* EXTRAIT DU TEXTE:

□ □ □

Caravage apprend que sa grâce est proche. De point en point, de palier en palier, nous avons découvert un Caravage de plus en plus empreint de ce mystère religieux qu'il peint et sait traduire avec toujours plus de ferveur.
Il a produit des oeuvres tellement ferventes, emplies d'un mysticisme des plus profonds et essentiels, il a témoigné d'un tel sens du sacré et surtout d'une telle compréhension du message christique, qu'en milieu romain il est pardonné. Tout heureux, il embarque pour Naples et omet de signaler sa présence, autrement dit, il est passager clandestin. On lui prend ses biens en gage de la traversée. Bêtement, il les défend en attaquant un marin. L'équipage lui tombe dessus. Il débarque blessé à Porto Ercole. Furieux et désespéré, il parcourt la plage sous la morsure du soleil, tentant de retrouver sur la mer le bateau qui emporte ses maigres affaires. Arrivé à midi, il est pris d'un accès de fièvre et se couche. Sans aucune aide humaine, en près de trois jours, il meurt comme il avait vécu, seul. C'était le 18 juillet.

□ □ □

* DONNÉES ENREGISTRÉES:

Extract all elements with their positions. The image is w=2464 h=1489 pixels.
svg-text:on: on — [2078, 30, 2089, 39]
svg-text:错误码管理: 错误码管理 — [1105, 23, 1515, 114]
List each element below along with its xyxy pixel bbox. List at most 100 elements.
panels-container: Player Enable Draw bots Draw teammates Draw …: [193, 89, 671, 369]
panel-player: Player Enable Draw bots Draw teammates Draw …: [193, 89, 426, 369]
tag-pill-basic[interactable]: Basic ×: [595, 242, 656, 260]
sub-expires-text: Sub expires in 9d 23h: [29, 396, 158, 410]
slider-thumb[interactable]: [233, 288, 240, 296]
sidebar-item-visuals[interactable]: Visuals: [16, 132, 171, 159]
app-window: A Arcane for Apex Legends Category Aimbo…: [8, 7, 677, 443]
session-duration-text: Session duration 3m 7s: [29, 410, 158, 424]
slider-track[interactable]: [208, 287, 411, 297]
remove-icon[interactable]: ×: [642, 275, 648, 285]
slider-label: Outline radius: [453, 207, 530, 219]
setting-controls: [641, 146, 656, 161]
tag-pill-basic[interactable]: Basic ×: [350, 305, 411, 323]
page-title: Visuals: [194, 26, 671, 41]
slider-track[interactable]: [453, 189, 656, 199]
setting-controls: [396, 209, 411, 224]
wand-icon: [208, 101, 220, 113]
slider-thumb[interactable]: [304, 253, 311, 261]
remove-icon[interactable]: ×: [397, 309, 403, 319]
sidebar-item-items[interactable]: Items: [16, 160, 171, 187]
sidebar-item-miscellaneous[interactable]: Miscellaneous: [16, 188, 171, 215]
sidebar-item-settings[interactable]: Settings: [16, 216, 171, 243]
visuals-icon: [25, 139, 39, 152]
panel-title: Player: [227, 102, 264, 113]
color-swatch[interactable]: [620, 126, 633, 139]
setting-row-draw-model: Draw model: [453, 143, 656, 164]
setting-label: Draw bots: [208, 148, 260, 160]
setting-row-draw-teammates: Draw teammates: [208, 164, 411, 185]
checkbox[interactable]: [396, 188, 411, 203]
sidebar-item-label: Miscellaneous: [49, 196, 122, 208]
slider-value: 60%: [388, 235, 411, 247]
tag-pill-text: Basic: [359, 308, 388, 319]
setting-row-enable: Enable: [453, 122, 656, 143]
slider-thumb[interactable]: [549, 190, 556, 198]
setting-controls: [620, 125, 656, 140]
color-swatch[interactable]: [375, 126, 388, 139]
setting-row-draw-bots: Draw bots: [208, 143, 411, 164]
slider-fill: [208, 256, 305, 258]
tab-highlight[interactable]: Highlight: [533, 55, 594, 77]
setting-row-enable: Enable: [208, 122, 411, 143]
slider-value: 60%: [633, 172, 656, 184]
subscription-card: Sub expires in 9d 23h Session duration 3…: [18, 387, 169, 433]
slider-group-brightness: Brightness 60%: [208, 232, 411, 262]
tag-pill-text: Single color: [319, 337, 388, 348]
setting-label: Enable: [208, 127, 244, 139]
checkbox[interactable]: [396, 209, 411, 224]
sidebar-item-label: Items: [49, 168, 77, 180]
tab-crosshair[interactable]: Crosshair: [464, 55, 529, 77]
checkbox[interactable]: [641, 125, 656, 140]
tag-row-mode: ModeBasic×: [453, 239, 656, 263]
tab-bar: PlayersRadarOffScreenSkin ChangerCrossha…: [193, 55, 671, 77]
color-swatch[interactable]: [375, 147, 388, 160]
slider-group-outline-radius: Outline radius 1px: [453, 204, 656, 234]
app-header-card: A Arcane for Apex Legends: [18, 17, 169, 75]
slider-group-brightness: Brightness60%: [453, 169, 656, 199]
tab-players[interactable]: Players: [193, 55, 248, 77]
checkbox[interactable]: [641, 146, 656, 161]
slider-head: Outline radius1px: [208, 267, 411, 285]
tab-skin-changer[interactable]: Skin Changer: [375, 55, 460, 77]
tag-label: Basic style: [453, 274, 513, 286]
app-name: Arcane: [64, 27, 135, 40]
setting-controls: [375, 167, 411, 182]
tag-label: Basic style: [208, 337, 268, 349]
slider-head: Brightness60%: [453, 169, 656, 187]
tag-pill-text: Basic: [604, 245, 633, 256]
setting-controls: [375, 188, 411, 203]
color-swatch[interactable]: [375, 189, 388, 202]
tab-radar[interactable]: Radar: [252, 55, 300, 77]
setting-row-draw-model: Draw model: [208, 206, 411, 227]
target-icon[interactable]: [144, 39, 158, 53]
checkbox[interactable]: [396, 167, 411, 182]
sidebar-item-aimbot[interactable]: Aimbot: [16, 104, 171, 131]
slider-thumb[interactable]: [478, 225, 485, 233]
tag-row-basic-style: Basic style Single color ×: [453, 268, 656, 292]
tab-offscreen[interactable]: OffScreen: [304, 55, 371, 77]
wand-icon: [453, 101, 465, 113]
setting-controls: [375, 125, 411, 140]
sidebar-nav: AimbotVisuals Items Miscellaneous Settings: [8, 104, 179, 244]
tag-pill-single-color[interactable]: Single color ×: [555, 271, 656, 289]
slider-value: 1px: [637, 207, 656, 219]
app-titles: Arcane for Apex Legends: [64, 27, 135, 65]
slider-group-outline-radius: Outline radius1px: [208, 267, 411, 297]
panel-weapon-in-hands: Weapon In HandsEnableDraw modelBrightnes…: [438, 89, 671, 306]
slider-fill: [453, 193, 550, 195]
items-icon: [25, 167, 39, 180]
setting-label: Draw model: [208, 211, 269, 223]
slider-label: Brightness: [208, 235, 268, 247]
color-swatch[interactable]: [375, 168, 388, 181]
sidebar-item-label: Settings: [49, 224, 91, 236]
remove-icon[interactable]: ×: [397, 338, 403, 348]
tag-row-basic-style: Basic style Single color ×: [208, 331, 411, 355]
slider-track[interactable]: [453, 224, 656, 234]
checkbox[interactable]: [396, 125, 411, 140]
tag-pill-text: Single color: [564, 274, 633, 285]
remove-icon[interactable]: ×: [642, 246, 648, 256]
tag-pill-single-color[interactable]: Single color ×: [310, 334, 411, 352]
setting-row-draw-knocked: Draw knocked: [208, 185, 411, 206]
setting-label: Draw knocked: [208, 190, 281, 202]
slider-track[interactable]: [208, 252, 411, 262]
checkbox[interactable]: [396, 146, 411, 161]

□ □ □

* EXERCICE: D'après l'extrait consacré au Caravage, dans quel lieu débarque-t-il blessé après l'attaque de l'équipage ?

* CORRIGÉ DE L'EXERCICE: À Porto Ercole.